TASK TO COMPLETE>
State the number of lines in these records holding "Code". Say nothing more.

RECORD EXTRACTS>

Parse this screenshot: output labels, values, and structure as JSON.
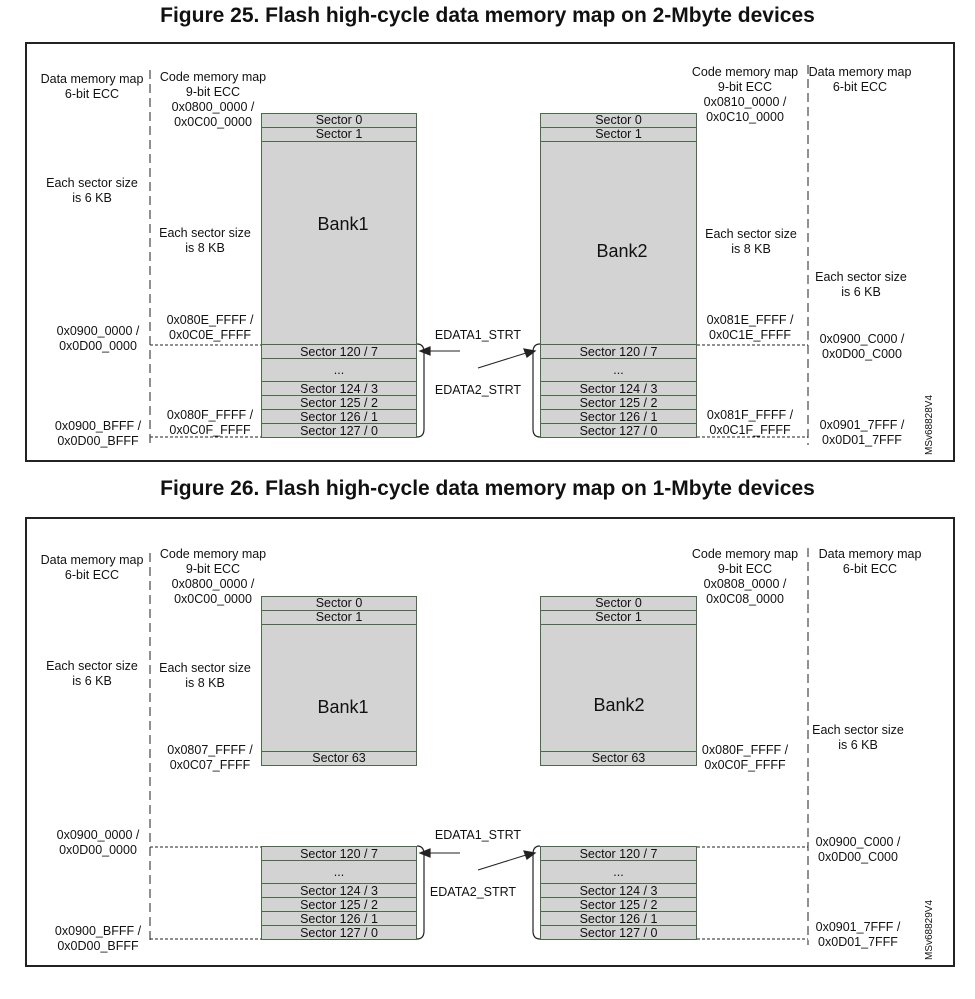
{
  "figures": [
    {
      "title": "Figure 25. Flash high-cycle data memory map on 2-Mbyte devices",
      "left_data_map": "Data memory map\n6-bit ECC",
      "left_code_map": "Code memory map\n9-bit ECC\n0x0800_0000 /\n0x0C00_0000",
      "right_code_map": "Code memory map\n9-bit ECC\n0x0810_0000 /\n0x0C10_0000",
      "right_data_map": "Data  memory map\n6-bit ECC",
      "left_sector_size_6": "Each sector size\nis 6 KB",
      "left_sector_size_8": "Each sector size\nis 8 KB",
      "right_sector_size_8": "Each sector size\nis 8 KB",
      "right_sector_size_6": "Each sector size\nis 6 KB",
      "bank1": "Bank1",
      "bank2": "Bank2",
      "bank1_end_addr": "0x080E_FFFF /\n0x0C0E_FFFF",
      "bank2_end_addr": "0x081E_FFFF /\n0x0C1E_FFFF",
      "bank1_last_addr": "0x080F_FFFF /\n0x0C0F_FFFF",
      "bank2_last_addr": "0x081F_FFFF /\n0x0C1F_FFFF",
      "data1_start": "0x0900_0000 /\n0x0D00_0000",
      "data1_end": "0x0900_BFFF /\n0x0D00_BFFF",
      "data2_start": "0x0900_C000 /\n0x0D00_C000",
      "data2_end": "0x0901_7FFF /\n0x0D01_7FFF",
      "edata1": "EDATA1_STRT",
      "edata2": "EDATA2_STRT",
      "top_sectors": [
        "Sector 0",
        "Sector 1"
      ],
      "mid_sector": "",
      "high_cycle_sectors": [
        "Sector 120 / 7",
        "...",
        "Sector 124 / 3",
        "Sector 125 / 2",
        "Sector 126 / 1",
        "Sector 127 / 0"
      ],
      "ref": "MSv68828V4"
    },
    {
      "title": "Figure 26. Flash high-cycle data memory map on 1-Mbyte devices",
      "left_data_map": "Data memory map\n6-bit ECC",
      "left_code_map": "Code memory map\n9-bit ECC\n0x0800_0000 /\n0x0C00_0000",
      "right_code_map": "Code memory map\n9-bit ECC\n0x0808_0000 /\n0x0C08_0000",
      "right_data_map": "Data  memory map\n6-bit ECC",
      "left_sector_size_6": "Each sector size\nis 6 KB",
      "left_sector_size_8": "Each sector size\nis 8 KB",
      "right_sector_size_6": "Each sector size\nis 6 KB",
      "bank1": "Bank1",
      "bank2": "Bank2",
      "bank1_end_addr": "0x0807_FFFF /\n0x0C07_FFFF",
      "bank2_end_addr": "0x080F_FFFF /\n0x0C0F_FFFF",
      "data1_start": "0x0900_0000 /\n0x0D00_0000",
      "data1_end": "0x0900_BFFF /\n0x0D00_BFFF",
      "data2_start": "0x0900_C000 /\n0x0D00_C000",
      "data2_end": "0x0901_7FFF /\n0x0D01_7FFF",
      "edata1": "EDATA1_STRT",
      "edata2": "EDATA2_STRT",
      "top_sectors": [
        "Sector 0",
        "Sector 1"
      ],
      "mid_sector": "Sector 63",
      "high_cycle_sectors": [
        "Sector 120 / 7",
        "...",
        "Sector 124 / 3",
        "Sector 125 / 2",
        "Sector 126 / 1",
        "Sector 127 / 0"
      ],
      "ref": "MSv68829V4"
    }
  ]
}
...
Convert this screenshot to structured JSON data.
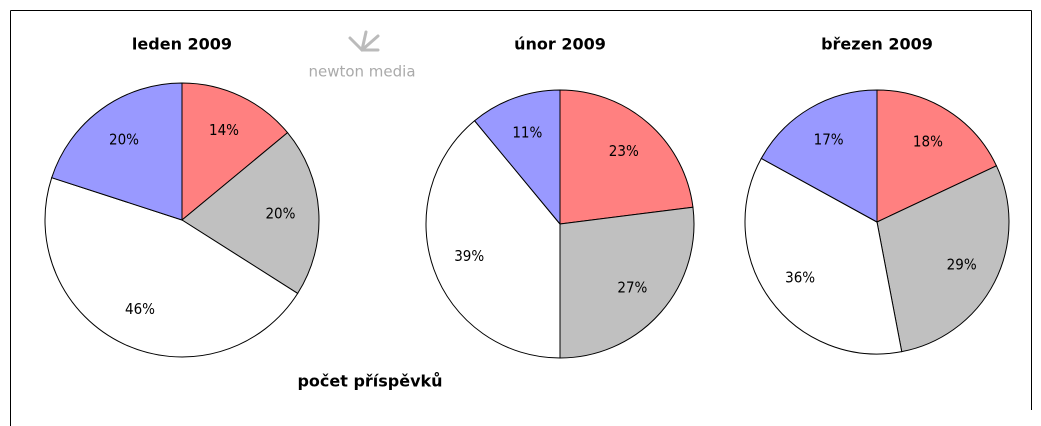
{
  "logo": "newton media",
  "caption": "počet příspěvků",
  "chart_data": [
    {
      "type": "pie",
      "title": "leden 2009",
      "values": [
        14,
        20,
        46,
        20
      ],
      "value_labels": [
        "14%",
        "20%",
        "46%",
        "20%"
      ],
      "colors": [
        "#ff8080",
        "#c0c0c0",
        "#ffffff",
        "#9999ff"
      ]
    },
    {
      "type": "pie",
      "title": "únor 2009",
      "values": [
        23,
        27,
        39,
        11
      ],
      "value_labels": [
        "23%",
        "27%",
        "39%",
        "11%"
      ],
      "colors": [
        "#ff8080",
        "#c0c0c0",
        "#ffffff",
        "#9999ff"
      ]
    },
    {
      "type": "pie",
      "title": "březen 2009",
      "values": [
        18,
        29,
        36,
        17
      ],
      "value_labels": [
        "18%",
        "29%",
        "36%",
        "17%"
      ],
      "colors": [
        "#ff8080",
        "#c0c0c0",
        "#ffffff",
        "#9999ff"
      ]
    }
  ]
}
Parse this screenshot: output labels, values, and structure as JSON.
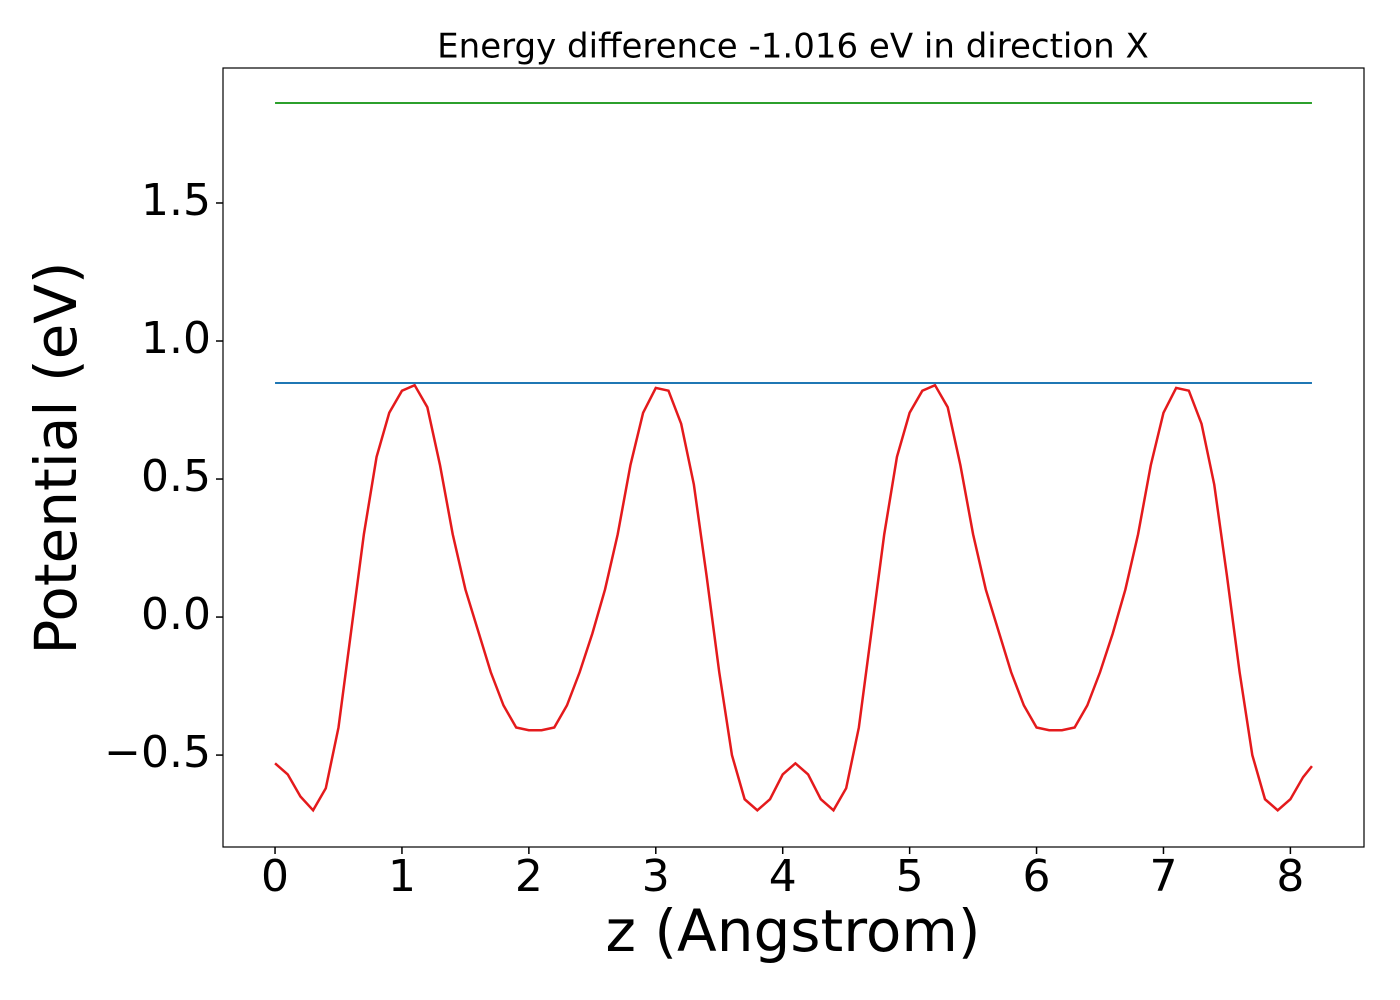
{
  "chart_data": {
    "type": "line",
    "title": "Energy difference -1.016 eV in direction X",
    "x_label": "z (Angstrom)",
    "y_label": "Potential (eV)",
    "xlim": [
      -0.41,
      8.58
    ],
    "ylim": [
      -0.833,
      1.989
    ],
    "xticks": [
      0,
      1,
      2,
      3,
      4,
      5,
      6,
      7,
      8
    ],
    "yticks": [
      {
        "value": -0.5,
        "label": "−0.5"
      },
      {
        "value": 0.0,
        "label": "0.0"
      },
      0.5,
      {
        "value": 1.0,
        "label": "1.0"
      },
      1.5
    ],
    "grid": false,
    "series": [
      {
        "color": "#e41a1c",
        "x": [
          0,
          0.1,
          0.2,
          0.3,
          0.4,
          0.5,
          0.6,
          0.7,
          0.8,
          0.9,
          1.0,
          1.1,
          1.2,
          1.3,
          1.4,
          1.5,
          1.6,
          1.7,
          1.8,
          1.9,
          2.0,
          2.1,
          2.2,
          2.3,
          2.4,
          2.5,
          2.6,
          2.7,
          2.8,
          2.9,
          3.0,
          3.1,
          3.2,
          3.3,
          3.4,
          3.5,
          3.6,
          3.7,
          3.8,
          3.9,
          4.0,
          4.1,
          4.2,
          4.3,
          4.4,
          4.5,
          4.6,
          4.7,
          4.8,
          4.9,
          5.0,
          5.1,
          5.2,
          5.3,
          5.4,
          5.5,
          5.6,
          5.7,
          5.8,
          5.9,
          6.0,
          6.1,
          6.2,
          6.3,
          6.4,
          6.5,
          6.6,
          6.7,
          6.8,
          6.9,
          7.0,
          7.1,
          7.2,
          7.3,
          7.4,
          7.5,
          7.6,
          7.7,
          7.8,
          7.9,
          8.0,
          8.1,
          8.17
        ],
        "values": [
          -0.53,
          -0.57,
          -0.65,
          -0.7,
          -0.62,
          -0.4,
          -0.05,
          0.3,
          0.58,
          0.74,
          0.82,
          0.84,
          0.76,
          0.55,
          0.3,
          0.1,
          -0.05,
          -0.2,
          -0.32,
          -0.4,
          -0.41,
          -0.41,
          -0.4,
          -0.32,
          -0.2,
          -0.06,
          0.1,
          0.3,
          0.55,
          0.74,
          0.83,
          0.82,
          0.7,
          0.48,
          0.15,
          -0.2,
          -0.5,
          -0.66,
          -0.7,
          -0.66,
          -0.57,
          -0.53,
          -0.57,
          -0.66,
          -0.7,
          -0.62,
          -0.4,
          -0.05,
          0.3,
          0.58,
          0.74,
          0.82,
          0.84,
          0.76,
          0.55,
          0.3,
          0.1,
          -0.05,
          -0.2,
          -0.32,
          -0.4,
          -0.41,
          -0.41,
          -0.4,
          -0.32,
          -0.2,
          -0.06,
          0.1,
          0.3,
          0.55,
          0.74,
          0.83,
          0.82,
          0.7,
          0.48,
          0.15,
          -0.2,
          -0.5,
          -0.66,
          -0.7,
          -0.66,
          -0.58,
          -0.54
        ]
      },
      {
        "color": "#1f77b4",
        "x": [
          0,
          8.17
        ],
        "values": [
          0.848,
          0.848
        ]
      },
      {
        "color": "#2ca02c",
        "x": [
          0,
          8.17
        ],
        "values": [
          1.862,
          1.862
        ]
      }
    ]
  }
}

OUTPUT FOR THIS EXERCISE>
4